▸ **AIM**
In the entries below, find the lines with the word "land" and copy them.

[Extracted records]
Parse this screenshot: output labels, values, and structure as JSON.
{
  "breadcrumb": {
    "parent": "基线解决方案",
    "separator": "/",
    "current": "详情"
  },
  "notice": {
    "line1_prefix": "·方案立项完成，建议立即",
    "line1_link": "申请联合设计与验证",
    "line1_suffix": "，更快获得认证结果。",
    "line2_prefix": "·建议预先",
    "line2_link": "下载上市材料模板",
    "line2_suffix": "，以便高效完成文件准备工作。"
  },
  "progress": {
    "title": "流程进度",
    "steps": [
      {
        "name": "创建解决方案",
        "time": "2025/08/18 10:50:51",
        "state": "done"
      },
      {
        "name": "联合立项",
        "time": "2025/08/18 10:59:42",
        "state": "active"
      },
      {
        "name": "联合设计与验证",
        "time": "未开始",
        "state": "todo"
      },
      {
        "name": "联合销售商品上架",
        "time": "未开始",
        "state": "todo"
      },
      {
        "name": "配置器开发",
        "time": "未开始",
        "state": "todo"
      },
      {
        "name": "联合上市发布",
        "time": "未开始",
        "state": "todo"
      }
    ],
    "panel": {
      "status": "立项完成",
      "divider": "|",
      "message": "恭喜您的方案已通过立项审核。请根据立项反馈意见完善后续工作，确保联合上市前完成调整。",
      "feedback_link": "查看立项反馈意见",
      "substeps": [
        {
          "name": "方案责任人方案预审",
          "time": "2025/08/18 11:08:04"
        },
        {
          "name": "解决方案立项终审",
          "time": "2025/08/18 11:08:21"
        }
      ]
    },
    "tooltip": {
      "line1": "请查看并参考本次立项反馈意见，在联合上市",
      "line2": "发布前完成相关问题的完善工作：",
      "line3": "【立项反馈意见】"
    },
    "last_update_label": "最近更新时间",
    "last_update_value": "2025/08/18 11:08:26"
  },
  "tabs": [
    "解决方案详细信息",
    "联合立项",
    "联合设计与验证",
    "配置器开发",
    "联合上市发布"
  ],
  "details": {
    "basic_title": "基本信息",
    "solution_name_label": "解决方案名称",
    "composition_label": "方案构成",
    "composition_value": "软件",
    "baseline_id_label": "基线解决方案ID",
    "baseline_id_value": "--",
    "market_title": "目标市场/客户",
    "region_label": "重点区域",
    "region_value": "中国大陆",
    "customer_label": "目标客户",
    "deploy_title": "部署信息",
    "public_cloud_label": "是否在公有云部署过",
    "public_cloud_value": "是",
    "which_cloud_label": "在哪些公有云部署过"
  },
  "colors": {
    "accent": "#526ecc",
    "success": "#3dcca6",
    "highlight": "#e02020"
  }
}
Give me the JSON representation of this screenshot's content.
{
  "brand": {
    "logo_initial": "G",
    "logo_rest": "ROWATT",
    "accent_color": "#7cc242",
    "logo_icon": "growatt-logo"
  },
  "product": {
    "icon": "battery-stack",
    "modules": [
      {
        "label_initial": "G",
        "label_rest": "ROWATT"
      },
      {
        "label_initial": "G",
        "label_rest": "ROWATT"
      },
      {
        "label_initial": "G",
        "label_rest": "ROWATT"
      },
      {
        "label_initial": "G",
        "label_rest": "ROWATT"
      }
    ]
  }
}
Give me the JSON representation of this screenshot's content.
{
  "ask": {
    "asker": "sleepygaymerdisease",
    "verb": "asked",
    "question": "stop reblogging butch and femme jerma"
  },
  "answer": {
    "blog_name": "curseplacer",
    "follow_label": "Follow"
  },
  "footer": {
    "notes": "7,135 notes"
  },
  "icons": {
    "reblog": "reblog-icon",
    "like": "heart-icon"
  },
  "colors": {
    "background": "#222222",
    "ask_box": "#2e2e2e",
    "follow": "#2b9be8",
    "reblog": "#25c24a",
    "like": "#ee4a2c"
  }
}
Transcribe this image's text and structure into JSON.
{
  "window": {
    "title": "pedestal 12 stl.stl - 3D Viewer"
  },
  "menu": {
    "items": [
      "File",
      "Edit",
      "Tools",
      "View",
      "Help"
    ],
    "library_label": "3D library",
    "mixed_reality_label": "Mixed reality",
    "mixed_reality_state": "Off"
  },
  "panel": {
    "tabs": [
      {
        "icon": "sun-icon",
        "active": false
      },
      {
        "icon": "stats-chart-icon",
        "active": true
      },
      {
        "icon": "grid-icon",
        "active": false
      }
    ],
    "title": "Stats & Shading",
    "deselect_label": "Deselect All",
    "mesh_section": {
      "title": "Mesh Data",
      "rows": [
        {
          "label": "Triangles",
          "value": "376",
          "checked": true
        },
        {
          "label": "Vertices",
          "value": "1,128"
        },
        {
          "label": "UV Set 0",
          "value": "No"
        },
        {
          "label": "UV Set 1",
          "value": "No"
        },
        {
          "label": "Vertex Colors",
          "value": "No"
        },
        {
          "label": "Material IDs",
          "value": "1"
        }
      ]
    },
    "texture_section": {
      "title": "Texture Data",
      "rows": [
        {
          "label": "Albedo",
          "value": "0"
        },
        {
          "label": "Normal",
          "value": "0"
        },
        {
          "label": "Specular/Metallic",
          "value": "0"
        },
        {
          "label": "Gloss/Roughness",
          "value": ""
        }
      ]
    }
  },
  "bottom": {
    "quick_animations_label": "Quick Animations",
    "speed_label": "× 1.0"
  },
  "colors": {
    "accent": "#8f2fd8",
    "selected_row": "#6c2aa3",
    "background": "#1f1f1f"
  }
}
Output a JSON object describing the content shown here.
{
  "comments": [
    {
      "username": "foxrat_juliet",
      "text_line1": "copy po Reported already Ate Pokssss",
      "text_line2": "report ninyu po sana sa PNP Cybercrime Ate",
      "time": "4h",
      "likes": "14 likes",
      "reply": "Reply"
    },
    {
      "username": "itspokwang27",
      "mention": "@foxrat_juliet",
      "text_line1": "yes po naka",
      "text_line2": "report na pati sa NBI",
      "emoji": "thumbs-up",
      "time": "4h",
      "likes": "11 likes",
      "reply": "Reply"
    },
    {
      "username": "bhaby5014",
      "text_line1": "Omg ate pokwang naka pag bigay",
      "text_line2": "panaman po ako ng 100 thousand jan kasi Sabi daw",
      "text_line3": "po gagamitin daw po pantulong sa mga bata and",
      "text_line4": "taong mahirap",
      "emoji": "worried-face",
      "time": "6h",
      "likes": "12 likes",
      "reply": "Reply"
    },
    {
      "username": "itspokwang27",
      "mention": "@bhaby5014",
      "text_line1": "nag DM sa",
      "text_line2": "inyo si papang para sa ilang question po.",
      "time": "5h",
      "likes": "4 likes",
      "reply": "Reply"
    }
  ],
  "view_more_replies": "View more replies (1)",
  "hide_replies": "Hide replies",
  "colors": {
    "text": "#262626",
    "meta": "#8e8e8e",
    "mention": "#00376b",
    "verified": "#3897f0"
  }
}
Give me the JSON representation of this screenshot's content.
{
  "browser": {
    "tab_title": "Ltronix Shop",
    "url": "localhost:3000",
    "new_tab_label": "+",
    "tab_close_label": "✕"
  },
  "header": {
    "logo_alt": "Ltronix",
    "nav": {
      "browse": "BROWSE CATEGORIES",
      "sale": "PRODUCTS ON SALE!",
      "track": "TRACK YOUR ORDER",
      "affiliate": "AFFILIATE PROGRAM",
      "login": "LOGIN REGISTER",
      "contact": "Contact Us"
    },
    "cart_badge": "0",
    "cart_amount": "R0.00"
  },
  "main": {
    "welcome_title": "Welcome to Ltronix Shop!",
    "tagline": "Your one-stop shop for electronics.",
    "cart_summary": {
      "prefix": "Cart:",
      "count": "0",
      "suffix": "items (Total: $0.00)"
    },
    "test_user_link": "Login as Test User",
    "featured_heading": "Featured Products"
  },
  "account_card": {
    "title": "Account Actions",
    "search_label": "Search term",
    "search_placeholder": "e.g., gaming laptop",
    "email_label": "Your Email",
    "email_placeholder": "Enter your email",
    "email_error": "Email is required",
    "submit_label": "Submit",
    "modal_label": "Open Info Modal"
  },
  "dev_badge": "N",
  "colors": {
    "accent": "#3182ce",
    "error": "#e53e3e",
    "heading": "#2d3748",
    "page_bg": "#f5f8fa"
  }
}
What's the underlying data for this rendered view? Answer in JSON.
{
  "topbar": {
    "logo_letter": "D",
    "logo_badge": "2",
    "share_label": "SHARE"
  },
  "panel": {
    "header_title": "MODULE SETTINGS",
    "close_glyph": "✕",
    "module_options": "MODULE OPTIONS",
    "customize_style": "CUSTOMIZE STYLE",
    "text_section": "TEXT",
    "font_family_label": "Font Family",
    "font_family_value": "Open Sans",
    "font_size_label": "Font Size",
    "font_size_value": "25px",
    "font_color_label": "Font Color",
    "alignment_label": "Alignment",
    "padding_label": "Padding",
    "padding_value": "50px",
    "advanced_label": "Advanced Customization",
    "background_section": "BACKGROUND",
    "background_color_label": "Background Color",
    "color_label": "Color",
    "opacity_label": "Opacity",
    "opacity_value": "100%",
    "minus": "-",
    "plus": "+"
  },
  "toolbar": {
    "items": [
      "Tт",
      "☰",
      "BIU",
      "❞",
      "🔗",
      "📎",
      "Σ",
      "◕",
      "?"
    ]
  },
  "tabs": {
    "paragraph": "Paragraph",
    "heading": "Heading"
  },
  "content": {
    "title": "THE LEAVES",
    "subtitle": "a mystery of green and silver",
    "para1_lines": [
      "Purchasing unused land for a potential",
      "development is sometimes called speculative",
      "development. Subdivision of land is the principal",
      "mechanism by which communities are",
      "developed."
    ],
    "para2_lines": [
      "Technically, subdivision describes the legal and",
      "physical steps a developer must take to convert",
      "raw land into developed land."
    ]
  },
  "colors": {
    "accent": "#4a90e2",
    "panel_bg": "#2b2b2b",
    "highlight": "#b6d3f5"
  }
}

▸ **CORRECT ANSWER**
      "Purchasing unused land for a potential",
      "development. Subdivision of land is the principal",
      "raw land into developed land."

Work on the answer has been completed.